- [WHAT IS REQUIRED]:
Copy out all lines carrying the word "name".

(Collection entries)

# # # #

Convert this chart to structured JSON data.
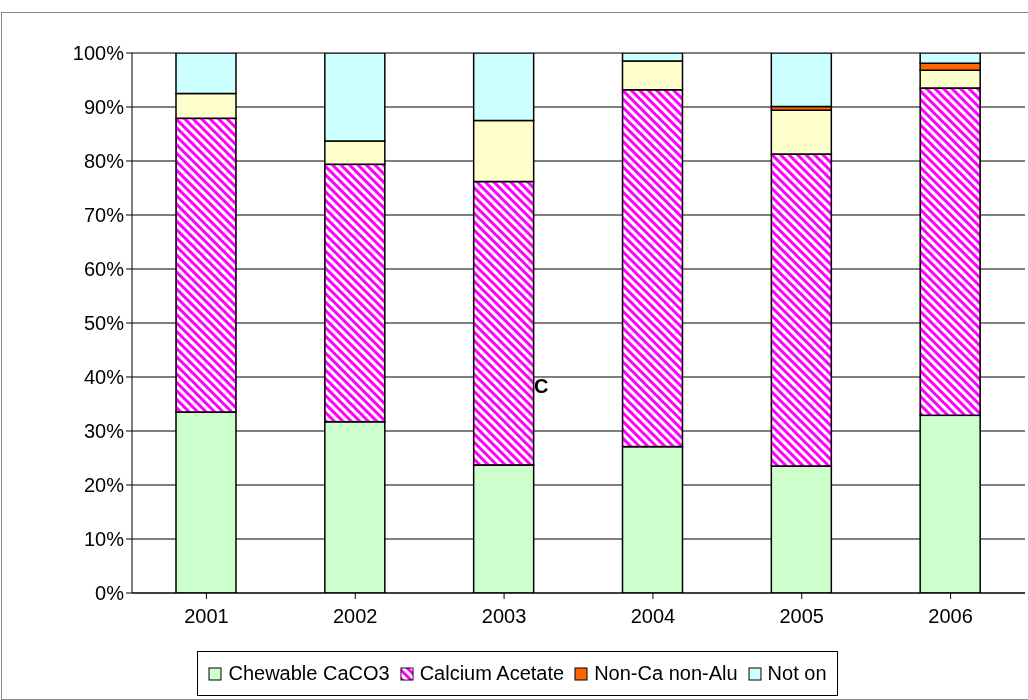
{
  "chart_data": {
    "type": "bar",
    "stacked": true,
    "categories": [
      "2001",
      "2002",
      "2003",
      "2004",
      "2005",
      "2006"
    ],
    "series": [
      {
        "name": "Chewable CaCO3",
        "color": "#ccffcc",
        "values": [
          33.5,
          31.7,
          23.7,
          27.1,
          23.5,
          32.9
        ]
      },
      {
        "name": "Calcium Acetate",
        "color": "#ff00ff",
        "values": [
          54.4,
          47.7,
          52.5,
          66.1,
          57.8,
          60.6
        ]
      },
      {
        "color": "#ffffcc",
        "values": [
          4.6,
          4.3,
          11.3,
          5.3,
          8.1,
          3.3
        ]
      },
      {
        "name": "Non-Ca non-Alu",
        "color": "#ff6600",
        "values": [
          0,
          0,
          0,
          0,
          0.7,
          1.3
        ]
      },
      {
        "name": "Not on",
        "color": "#ccffff",
        "values": [
          7.5,
          16.3,
          12.5,
          1.5,
          9.9,
          1.9
        ]
      }
    ],
    "ylim": [
      0,
      100
    ],
    "yticks": [
      {
        "value": 0,
        "label": "0%"
      },
      {
        "value": 10,
        "label": "10%"
      },
      {
        "value": 20,
        "label": "20%"
      },
      {
        "value": 30,
        "label": "30%"
      },
      {
        "value": 40,
        "label": "40%"
      },
      {
        "value": 50,
        "label": "50%"
      },
      {
        "value": 60,
        "label": "60%"
      },
      {
        "value": 70,
        "label": "70%"
      },
      {
        "value": 80,
        "label": "80%"
      },
      {
        "value": 90,
        "label": "90%"
      },
      {
        "value": 100,
        "label": "100%"
      }
    ],
    "grid": "y",
    "legend": "bottom",
    "annotations": [
      "C"
    ]
  }
}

# # # #

- [REPLY TO THE EXERCISE]:
        "name": "Chewable CaCO3",
        "name": "Calcium Acetate",
        "name": "Non-Ca non-Alu",
        "name": "Not on",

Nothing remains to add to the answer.